- **GOAL**
Give only one thing: the number of lines that include the word "want".

-- START OF DATASET ROWS --

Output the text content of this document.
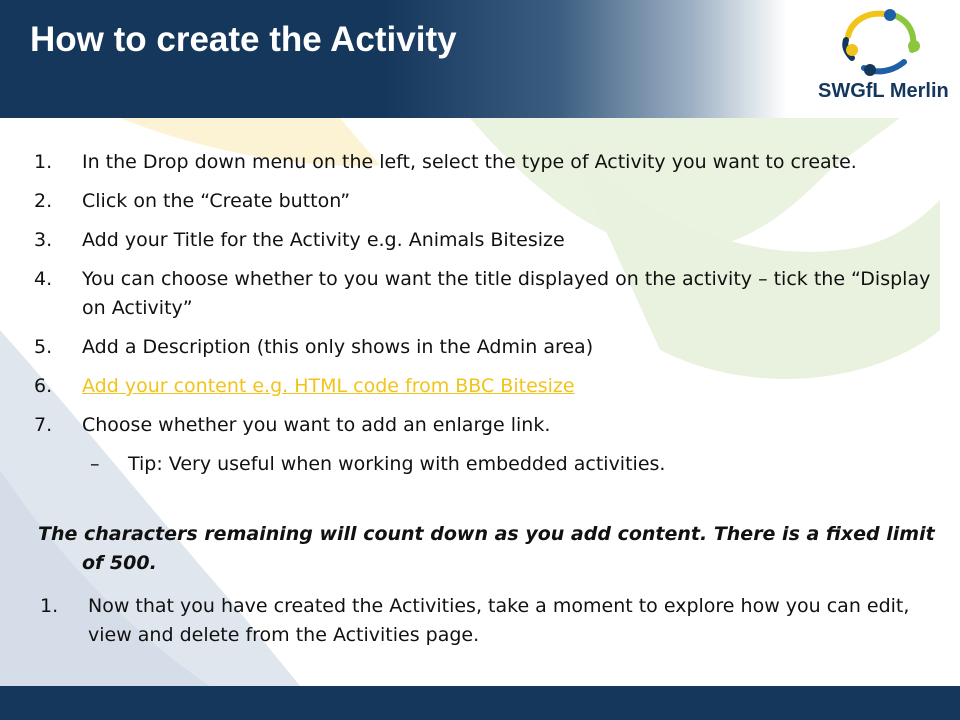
How to create the Activity
SWGfL Merlin
1. In the Drop down menu on the left, select the type of Activity you want to create.
2. Click on the “Create button”
3. Add your Title for the Activity e.g. Animals Bitesize
4. You can choose whether to you want the title displayed on the activity – tick the “Display on Activity”
5. Add a Description (this only shows in the Admin area)
6. Add your content e.g. HTML code from BBC Bitesize
7. Choose whether you want to add an enlarge link.
– Tip: Very useful when working with embedded activities.

The characters remaining will count down as you add content. There is a fixed limit of 500.

1. Now that you have created the Activities, take a moment to explore how you can edit, view and delete from the Activities page.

-- END OF DATASET ROWS --

- **RESPONSE BELOW**
3